What is being asked: Go through the records and show each line where the word "content" occurs.

Data for processing:
-=-=-

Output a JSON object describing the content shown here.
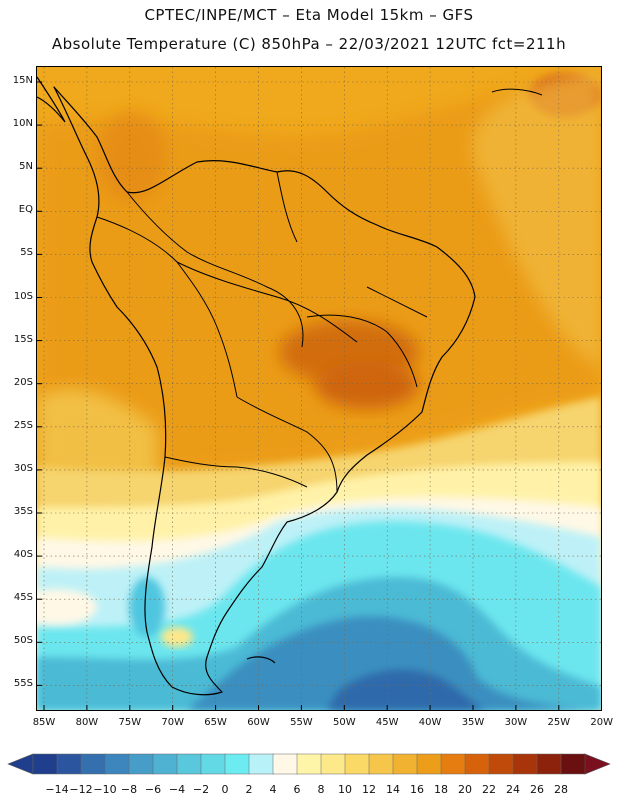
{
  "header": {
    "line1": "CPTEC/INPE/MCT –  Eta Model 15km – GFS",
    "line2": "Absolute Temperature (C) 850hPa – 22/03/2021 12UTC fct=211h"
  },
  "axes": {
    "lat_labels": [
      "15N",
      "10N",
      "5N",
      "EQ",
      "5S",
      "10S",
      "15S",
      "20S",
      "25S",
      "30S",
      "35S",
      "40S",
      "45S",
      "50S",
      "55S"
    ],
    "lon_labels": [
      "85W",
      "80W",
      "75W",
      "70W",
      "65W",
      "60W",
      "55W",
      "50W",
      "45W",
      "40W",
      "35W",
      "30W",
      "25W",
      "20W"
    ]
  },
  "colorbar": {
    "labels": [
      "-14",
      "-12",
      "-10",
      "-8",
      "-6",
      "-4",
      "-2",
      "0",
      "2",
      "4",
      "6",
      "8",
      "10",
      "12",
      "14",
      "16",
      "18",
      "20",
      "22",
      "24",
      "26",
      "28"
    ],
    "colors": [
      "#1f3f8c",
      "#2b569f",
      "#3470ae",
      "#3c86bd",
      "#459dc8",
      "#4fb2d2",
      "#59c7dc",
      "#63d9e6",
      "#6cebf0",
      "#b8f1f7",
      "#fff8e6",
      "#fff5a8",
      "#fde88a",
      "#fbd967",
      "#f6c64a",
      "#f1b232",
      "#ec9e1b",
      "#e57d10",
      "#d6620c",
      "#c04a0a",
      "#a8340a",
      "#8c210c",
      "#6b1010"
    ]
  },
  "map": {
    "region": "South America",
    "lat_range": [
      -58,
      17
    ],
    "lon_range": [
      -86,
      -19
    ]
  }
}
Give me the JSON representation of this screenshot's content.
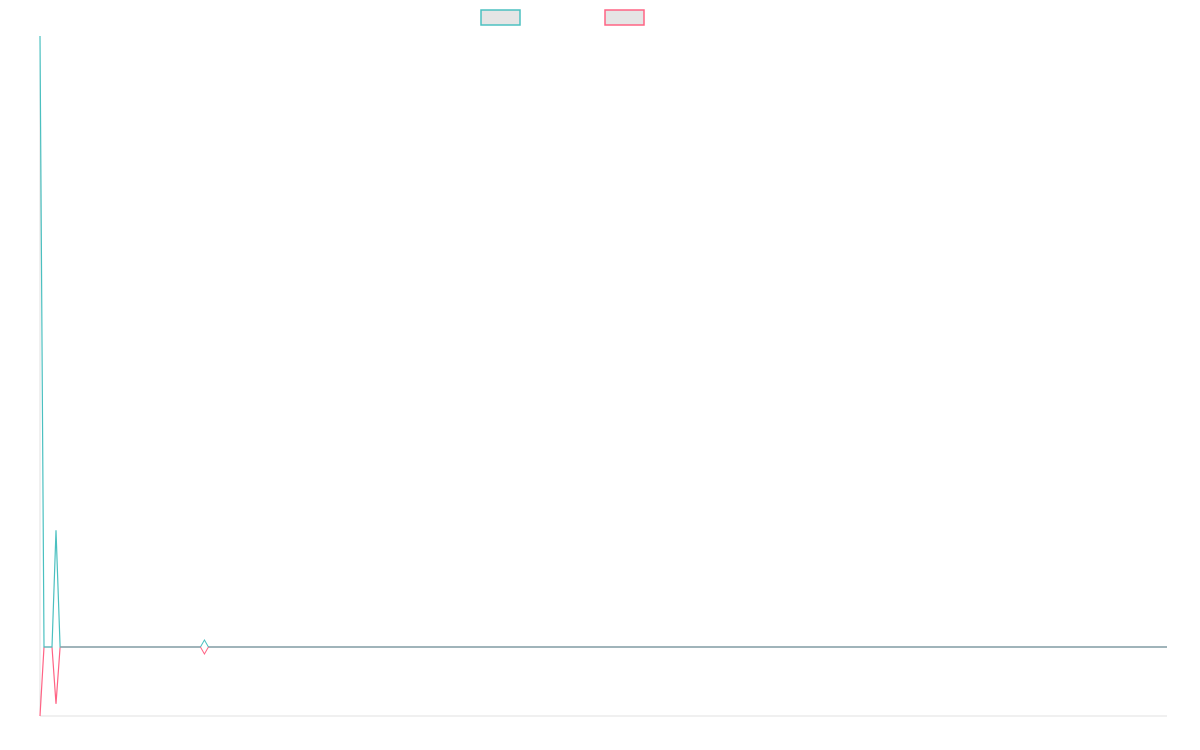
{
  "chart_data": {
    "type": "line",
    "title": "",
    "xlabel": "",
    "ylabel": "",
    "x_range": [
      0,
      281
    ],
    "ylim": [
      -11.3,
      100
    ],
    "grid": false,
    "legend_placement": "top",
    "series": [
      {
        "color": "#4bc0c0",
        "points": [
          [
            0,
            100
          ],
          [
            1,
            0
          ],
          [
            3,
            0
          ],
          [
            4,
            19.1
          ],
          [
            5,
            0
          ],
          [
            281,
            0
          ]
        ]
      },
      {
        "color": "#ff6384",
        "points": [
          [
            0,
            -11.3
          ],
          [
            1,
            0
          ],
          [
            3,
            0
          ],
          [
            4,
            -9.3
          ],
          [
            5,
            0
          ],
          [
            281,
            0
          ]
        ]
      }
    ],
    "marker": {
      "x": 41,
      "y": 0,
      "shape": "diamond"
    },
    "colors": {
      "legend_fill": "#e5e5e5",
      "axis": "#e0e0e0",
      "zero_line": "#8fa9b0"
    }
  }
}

-=-=-

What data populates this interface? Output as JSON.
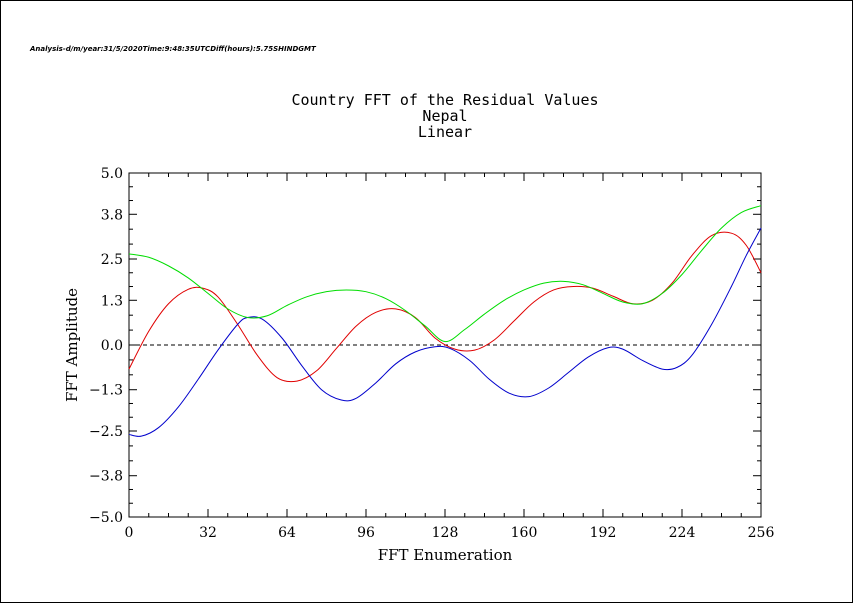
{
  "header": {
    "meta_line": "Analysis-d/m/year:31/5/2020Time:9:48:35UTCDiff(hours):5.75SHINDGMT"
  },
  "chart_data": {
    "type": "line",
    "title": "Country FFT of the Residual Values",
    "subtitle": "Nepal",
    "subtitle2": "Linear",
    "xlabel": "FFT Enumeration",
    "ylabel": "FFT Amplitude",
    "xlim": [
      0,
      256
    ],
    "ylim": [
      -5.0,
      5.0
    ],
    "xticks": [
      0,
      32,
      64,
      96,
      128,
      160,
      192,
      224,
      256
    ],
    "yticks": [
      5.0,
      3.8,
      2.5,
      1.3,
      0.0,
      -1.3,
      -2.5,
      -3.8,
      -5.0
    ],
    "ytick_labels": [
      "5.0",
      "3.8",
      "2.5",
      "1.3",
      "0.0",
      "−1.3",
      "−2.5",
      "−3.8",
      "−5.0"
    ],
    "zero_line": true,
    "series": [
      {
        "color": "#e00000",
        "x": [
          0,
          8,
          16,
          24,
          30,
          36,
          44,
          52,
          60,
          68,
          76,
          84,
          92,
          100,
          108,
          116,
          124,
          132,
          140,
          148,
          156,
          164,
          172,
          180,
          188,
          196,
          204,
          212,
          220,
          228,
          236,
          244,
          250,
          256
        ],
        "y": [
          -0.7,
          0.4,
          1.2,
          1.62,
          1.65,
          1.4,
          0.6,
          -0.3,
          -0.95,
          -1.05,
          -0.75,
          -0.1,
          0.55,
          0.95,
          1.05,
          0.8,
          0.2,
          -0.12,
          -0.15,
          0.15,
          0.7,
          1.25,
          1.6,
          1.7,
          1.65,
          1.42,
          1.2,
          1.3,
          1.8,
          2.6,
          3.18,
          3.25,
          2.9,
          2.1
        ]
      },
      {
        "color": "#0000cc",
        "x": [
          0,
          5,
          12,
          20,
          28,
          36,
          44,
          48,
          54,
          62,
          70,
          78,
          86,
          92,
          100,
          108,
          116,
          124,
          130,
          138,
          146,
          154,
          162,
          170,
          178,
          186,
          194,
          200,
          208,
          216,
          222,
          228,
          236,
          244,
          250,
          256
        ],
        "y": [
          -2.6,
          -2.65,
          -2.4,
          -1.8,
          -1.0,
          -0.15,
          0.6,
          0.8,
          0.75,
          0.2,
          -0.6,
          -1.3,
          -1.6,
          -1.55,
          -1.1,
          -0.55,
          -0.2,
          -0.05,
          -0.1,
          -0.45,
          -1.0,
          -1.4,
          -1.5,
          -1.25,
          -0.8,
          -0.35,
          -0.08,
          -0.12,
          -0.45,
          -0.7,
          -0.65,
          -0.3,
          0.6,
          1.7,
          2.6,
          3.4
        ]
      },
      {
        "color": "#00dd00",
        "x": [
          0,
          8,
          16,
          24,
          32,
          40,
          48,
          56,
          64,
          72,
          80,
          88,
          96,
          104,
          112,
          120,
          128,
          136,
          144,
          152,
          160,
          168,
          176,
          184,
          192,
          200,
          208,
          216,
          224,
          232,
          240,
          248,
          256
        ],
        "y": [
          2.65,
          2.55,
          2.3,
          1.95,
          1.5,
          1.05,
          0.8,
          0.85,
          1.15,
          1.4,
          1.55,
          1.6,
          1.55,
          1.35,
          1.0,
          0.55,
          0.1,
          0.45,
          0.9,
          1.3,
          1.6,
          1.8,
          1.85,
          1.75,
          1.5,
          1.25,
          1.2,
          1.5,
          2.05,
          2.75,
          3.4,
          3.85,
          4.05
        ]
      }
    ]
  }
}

-=-=-

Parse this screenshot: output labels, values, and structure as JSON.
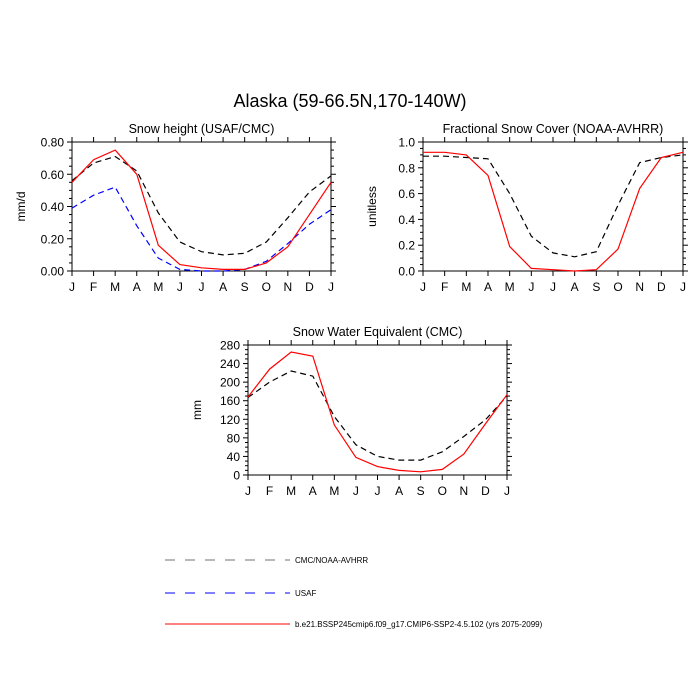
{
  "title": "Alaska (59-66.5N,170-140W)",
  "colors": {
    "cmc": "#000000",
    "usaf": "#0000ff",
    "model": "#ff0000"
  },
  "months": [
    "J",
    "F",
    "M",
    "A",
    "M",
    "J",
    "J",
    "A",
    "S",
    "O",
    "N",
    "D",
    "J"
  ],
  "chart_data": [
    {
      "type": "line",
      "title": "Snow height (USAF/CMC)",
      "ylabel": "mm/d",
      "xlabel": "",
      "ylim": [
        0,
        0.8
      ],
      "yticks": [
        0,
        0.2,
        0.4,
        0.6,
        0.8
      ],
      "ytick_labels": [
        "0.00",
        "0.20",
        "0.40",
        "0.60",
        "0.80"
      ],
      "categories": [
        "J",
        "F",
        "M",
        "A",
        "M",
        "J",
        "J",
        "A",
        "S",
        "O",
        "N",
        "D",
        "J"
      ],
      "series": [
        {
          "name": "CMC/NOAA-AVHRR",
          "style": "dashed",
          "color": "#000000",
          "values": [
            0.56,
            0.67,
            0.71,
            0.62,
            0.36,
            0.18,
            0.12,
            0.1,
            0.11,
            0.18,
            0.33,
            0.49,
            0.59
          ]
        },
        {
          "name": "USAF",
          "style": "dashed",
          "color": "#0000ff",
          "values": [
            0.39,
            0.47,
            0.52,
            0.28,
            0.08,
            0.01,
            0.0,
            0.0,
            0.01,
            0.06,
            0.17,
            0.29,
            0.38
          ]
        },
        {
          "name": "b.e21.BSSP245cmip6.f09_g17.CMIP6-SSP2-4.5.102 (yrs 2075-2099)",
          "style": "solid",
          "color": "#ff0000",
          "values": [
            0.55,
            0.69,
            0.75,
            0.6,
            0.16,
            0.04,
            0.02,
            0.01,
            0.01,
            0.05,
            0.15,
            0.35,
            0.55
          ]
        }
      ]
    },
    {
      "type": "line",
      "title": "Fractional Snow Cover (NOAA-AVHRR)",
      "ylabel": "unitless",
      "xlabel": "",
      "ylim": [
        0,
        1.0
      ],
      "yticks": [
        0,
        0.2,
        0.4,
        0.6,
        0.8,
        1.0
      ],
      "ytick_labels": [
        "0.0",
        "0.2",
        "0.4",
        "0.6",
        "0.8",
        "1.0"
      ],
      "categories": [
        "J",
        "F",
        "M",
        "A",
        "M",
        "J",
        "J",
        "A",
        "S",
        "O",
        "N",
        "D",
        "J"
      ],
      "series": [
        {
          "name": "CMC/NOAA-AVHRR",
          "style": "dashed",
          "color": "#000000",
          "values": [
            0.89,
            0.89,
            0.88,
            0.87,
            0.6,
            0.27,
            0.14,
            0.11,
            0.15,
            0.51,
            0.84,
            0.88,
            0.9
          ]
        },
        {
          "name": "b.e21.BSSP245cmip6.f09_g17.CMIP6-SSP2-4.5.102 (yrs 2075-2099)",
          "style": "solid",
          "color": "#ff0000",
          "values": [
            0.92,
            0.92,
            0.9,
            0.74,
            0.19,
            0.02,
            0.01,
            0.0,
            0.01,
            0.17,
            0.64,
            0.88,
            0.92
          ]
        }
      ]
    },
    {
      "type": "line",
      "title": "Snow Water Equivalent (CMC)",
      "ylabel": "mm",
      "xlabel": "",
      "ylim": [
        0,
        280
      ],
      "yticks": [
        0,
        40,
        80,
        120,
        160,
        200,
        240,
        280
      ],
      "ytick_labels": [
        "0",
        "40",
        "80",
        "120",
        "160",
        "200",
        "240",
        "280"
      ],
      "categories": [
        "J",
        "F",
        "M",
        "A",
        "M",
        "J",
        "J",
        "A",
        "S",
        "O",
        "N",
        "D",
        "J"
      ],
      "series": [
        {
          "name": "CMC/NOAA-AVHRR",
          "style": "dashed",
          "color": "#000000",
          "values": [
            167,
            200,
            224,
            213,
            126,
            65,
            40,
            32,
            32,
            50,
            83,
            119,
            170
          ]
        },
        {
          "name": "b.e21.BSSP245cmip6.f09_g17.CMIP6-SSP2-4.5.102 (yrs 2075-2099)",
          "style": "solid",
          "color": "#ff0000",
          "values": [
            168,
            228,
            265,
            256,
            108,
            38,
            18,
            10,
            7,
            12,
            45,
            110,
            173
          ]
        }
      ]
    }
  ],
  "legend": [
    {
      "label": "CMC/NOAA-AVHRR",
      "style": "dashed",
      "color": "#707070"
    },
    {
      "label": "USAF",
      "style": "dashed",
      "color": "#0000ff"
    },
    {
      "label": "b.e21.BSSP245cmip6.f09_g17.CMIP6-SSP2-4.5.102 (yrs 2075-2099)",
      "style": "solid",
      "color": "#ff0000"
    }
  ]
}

-=-=-

Exercise solution:
Output a JSON object describing the content shown here.
Give me the JSON representation of this screenshot's content.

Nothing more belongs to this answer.